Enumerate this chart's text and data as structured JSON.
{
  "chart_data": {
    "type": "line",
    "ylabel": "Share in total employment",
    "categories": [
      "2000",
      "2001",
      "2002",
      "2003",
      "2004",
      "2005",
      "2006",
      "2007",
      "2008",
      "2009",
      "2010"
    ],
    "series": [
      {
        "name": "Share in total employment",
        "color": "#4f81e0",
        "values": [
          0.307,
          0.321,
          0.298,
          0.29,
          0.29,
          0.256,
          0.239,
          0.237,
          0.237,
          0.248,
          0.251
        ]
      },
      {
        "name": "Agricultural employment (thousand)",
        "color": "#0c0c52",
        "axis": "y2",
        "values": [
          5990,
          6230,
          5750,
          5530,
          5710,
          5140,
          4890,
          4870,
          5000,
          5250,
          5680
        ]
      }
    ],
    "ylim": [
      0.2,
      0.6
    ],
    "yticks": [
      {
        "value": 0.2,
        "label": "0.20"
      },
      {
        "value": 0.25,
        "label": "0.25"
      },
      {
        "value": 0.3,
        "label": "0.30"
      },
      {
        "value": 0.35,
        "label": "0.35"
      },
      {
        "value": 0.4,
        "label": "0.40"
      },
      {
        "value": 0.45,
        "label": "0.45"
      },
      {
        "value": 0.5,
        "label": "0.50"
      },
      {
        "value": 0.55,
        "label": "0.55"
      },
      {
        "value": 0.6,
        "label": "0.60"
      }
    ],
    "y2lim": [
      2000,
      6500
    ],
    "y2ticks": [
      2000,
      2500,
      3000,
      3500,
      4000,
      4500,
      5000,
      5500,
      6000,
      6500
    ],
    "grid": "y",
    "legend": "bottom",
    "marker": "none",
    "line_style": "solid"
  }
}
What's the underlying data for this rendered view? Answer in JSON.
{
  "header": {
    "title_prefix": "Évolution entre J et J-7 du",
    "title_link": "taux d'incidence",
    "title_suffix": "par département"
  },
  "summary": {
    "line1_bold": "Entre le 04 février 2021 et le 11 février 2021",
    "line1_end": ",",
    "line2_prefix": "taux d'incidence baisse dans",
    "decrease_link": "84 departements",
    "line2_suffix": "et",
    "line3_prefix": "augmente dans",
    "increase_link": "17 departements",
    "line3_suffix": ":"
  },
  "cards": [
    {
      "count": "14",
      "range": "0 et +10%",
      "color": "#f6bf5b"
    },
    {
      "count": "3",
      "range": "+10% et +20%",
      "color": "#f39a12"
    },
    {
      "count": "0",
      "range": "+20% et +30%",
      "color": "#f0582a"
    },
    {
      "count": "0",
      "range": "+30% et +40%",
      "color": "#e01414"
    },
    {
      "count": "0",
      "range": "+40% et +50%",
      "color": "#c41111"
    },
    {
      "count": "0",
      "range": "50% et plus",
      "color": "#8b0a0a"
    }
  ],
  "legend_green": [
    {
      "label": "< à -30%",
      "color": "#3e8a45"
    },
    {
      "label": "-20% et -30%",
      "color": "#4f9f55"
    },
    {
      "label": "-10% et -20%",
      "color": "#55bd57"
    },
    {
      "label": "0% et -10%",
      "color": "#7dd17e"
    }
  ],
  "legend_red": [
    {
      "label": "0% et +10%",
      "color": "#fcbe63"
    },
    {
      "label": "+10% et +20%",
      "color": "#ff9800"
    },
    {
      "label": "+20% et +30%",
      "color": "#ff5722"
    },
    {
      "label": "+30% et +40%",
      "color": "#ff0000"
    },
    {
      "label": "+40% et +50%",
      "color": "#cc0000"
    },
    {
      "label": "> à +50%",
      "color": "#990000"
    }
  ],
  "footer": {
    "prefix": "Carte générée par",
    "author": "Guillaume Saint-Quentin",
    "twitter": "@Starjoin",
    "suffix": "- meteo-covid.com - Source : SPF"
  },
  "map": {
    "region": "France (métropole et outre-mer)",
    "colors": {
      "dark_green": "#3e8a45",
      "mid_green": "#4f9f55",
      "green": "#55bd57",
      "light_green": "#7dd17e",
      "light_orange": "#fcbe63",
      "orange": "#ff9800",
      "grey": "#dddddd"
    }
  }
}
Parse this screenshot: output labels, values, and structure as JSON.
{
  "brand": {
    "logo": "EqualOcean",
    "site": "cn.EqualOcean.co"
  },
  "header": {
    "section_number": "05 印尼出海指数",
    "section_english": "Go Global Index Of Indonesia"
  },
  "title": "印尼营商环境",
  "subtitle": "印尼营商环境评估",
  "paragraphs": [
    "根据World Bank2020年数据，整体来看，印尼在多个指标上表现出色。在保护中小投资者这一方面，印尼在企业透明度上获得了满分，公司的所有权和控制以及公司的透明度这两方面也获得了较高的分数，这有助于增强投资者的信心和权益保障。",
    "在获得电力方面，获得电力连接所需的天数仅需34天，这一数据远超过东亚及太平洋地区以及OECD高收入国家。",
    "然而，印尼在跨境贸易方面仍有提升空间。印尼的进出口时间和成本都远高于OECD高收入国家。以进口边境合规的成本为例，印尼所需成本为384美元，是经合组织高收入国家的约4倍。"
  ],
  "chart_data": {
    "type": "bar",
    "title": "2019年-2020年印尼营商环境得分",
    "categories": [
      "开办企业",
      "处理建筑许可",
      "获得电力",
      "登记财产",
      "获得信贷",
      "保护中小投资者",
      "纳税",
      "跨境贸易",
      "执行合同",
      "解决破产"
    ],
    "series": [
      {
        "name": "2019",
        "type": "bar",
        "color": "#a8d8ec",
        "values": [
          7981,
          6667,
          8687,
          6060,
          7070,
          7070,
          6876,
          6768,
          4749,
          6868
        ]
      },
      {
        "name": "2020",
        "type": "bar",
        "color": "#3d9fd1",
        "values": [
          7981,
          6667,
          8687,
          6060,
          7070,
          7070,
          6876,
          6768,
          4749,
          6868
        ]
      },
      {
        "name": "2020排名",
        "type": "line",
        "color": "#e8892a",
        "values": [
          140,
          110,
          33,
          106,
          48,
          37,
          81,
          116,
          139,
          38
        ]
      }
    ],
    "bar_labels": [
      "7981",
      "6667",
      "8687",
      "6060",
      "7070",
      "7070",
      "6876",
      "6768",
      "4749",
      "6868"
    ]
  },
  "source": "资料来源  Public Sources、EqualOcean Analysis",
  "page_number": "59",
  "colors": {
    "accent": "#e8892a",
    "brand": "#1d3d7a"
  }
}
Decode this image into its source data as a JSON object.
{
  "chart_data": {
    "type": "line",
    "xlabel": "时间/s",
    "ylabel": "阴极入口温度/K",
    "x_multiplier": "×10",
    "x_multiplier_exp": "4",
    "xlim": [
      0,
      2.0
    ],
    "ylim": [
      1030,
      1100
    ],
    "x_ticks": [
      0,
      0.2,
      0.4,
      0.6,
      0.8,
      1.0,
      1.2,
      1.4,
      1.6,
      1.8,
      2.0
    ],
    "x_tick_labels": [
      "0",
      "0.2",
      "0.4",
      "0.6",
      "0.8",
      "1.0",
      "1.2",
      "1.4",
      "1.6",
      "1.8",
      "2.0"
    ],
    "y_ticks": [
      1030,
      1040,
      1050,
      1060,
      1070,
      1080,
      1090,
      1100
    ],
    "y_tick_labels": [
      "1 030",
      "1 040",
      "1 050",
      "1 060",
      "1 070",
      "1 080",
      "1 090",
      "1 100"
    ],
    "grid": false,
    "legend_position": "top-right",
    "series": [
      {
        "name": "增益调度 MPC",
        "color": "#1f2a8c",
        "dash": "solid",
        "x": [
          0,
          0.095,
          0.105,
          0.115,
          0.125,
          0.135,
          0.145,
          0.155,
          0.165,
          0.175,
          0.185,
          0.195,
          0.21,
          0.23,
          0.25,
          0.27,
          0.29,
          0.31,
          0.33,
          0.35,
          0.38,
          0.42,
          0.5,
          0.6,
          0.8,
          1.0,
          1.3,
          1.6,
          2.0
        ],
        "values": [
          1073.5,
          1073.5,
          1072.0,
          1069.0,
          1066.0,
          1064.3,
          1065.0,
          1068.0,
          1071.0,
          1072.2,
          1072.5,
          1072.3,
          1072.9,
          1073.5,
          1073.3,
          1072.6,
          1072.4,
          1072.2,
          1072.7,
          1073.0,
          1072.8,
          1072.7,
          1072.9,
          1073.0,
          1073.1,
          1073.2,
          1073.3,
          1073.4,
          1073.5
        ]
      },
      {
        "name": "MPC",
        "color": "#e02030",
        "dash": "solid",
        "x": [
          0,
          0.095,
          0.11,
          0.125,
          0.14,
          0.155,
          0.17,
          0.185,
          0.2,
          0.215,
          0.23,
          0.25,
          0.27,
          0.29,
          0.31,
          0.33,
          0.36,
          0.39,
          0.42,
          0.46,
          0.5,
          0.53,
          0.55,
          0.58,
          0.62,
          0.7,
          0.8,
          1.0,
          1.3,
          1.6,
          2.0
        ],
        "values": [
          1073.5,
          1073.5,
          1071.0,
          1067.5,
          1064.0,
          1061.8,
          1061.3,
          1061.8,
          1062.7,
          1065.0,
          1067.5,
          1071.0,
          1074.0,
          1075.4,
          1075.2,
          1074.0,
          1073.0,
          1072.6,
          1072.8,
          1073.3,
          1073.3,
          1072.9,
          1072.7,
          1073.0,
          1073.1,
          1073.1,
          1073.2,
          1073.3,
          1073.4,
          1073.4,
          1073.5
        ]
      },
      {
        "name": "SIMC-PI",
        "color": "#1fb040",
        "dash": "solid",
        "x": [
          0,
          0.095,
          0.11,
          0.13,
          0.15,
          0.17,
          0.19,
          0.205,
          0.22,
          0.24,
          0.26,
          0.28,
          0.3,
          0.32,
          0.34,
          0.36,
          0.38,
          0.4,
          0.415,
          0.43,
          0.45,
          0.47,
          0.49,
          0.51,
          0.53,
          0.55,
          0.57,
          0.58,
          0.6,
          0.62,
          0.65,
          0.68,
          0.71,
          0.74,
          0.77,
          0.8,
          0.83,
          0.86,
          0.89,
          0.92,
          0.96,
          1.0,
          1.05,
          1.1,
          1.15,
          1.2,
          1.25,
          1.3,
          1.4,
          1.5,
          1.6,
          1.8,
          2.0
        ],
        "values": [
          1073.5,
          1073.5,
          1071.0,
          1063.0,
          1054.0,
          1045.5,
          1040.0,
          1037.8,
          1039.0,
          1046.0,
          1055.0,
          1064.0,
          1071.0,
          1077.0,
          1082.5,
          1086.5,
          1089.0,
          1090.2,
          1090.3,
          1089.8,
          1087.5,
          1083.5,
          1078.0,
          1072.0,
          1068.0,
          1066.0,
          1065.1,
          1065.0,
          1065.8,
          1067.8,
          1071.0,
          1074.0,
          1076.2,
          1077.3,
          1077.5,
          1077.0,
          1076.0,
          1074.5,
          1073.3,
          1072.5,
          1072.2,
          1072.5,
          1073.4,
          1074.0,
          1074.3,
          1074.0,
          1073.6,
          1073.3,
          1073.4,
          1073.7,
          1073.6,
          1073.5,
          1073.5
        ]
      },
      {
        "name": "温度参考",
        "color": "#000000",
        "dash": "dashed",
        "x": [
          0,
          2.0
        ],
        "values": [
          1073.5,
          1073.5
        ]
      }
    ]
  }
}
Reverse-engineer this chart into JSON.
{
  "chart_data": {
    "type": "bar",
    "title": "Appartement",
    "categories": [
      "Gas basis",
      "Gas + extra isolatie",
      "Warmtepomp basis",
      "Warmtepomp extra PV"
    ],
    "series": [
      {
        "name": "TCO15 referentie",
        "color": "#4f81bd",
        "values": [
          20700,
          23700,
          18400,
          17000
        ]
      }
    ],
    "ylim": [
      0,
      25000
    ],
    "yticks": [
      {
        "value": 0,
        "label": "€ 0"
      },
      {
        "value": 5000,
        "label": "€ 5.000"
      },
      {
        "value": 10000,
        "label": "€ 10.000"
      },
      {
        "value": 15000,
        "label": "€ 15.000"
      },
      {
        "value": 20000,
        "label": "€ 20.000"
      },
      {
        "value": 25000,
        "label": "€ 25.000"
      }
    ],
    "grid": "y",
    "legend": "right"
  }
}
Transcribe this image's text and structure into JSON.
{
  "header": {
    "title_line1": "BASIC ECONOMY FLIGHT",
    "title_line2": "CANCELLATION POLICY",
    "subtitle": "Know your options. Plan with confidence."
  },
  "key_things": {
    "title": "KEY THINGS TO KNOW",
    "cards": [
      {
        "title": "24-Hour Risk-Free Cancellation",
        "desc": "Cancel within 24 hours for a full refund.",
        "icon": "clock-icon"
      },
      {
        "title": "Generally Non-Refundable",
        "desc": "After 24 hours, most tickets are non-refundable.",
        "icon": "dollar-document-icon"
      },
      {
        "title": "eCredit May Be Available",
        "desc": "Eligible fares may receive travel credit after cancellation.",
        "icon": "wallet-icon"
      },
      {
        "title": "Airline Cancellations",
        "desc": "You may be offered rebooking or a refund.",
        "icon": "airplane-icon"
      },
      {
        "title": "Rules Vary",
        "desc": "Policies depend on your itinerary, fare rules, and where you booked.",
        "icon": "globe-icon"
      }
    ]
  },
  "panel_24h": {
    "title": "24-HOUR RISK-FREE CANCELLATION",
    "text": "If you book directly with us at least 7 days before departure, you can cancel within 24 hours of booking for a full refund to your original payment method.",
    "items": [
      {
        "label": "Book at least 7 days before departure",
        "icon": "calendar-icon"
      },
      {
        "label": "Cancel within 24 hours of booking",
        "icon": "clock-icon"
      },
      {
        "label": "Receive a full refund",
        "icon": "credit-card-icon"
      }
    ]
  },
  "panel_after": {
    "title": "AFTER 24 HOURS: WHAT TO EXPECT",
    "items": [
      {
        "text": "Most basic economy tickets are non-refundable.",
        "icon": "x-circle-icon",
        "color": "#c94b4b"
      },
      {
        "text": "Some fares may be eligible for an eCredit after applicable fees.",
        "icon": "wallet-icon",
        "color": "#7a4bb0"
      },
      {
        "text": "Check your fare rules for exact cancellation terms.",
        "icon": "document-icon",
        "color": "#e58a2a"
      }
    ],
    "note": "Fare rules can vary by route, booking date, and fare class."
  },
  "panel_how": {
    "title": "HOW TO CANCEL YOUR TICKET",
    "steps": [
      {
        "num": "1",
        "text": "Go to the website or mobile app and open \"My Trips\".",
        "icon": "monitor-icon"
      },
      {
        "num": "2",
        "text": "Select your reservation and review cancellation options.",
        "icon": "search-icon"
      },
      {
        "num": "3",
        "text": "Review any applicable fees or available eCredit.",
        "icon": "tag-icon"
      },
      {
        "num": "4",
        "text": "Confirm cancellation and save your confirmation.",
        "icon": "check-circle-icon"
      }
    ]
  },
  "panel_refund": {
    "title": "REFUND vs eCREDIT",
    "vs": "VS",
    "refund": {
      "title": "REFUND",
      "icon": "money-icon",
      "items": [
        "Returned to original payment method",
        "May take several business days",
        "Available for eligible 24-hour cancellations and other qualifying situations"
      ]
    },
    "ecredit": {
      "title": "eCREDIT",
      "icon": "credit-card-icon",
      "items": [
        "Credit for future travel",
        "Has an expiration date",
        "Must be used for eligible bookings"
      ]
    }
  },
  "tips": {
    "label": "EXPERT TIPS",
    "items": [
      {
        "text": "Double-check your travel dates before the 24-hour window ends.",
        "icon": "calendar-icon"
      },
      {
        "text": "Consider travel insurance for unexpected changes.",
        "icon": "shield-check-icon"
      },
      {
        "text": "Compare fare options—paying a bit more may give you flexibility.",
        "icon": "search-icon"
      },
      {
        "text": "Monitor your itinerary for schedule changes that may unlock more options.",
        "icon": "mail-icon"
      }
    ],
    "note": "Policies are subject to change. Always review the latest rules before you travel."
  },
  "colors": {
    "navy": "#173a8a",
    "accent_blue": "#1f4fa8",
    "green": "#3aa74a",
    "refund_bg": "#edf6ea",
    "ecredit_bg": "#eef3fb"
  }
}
==================================================
• WHAT IS NEEDED
Which lines contain "method"? Show each of them.

• EXERCISE OUTPUT
    "text": "If you book directly with us at least 7 days before departure, you can cancel within 24 hours of booking for a full refund to your original payment method.",
        "Returned to original payment method",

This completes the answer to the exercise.